» **SUPPLIED DATA**
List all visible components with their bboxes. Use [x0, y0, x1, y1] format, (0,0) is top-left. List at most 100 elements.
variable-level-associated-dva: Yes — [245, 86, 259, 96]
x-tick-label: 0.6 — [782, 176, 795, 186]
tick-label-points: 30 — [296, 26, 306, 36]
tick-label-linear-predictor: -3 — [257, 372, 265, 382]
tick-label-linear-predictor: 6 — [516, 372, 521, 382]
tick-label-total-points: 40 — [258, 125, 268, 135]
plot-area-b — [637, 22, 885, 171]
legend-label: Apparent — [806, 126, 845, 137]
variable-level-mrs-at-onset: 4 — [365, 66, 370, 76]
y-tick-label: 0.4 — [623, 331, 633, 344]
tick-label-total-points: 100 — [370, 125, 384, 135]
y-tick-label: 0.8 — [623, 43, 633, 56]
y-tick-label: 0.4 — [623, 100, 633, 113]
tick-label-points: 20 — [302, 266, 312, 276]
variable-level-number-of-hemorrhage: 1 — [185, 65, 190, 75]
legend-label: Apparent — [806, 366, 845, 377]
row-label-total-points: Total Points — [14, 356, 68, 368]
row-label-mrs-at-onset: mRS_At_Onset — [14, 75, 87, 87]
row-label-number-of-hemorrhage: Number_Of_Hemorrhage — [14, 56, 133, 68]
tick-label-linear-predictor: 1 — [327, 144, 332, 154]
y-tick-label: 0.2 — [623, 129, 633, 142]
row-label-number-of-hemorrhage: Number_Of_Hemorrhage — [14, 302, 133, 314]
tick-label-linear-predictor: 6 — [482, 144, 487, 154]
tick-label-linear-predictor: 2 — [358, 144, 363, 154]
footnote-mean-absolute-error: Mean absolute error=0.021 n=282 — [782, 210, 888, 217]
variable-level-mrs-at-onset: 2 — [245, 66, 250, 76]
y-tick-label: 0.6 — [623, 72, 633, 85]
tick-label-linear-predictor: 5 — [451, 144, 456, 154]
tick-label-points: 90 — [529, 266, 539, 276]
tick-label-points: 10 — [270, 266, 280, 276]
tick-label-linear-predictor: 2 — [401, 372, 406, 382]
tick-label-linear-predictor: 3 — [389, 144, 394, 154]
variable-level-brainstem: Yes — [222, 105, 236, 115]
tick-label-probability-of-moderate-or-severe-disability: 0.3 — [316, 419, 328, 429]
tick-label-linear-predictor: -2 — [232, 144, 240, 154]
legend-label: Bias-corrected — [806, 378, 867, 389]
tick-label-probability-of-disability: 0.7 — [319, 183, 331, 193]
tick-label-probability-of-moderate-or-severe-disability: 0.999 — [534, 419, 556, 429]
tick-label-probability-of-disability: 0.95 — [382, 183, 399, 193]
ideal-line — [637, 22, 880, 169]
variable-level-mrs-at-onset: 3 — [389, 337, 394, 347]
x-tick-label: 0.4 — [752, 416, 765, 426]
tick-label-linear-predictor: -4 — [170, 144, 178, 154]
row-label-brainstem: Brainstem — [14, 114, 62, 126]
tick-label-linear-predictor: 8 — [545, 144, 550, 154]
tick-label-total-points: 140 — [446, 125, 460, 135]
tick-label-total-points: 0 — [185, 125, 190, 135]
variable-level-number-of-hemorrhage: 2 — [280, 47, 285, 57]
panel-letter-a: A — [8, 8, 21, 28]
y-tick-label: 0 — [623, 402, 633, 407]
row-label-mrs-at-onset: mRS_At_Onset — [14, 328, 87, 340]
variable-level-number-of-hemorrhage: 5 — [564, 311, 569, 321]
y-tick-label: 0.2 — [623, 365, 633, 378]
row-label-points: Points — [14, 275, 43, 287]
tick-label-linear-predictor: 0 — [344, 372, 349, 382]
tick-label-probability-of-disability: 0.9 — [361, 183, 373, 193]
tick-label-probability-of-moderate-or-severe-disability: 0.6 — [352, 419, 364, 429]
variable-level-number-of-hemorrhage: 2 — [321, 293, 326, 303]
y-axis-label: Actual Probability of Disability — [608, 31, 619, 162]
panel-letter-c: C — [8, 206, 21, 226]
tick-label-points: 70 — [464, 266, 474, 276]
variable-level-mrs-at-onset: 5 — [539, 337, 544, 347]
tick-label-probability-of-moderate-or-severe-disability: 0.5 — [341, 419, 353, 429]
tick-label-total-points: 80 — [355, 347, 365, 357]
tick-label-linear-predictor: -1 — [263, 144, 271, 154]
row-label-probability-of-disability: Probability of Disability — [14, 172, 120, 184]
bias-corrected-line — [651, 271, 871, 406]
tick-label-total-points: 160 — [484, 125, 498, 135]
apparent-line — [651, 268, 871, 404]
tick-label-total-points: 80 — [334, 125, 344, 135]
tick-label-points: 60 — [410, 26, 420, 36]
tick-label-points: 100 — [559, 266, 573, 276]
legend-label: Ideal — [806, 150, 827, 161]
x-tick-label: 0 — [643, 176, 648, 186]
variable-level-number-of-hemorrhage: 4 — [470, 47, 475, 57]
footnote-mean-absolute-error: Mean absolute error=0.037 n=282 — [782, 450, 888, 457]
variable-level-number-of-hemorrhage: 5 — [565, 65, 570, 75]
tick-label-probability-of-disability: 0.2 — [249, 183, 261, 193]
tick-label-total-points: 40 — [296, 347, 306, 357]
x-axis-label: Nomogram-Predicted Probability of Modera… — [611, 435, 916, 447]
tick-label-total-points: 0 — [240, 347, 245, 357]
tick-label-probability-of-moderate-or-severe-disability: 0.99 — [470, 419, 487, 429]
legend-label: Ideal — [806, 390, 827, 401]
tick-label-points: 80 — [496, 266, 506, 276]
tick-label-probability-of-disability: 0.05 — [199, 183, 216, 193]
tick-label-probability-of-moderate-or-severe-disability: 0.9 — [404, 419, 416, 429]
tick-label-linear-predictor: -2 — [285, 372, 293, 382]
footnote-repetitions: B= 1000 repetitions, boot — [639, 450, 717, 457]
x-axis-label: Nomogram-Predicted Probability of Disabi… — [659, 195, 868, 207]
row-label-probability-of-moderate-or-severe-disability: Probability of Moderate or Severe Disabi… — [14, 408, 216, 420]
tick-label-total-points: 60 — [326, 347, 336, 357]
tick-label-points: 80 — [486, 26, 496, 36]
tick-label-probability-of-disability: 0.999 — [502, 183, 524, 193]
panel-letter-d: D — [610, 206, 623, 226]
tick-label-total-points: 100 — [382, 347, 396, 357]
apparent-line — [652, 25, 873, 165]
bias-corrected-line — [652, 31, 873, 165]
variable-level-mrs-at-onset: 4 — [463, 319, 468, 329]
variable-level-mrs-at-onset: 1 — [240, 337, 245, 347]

» **WHAT THE EXERCISE ASKS**
Turn the stretch of the records from the start through the line containing "y-tick-label: 0.6 — [623, 72, 633, 85]" into a numbered list, omitting any blank lines.

» **REPLY**
1. List all visible components with their bboxes. Use [x0, y0, x1, y1] format, (0,0) is top-left. List at most 100 elements.
2. variable-level-associated-dva: Yes — [245, 86, 259, 96]
3. x-tick-label: 0.6 — [782, 176, 795, 186]
4. tick-label-points: 30 — [296, 26, 306, 36]
5. tick-label-linear-predictor: -3 — [257, 372, 265, 382]
6. tick-label-linear-predictor: 6 — [516, 372, 521, 382]
7. tick-label-total-points: 40 — [258, 125, 268, 135]
8. plot-area-b — [637, 22, 885, 171]
9. legend-label: Apparent — [806, 126, 845, 137]
10. variable-level-mrs-at-onset: 4 — [365, 66, 370, 76]
11. y-tick-label: 0.4 — [623, 331, 633, 344]
12. tick-label-total-points: 100 — [370, 125, 384, 135]
13. y-tick-label: 0.8 — [623, 43, 633, 56]
14. y-tick-label: 0.4 — [623, 100, 633, 113]
15. tick-label-points: 20 — [302, 266, 312, 276]
16. variable-level-number-of-hemorrhage: 1 — [185, 65, 190, 75]
17. legend-label: Apparent — [806, 366, 845, 377]
18. row-label-total-points: Total Points — [14, 356, 68, 368]
19. row-label-mrs-at-onset: mRS_At_Onset — [14, 75, 87, 87]
20. row-label-number-of-hemorrhage: Number_Of_Hemorrhage — [14, 56, 133, 68]
21. tick-label-linear-predictor: 1 — [327, 144, 332, 154]
22. y-tick-label: 0.2 — [623, 129, 633, 142]
23. row-label-number-of-hemorrhage: Number_Of_Hemorrhage — [14, 302, 133, 314]
24. tick-label-linear-predictor: 6 — [482, 144, 487, 154]
25. tick-label-linear-predictor: 2 — [358, 144, 363, 154]
26. footnote-mean-absolute-error: Mean absolute error=0.021 n=282 — [782, 210, 888, 217]
27. variable-level-mrs-at-onset: 2 — [245, 66, 250, 76]
28. y-tick-label: 0.6 — [623, 72, 633, 85]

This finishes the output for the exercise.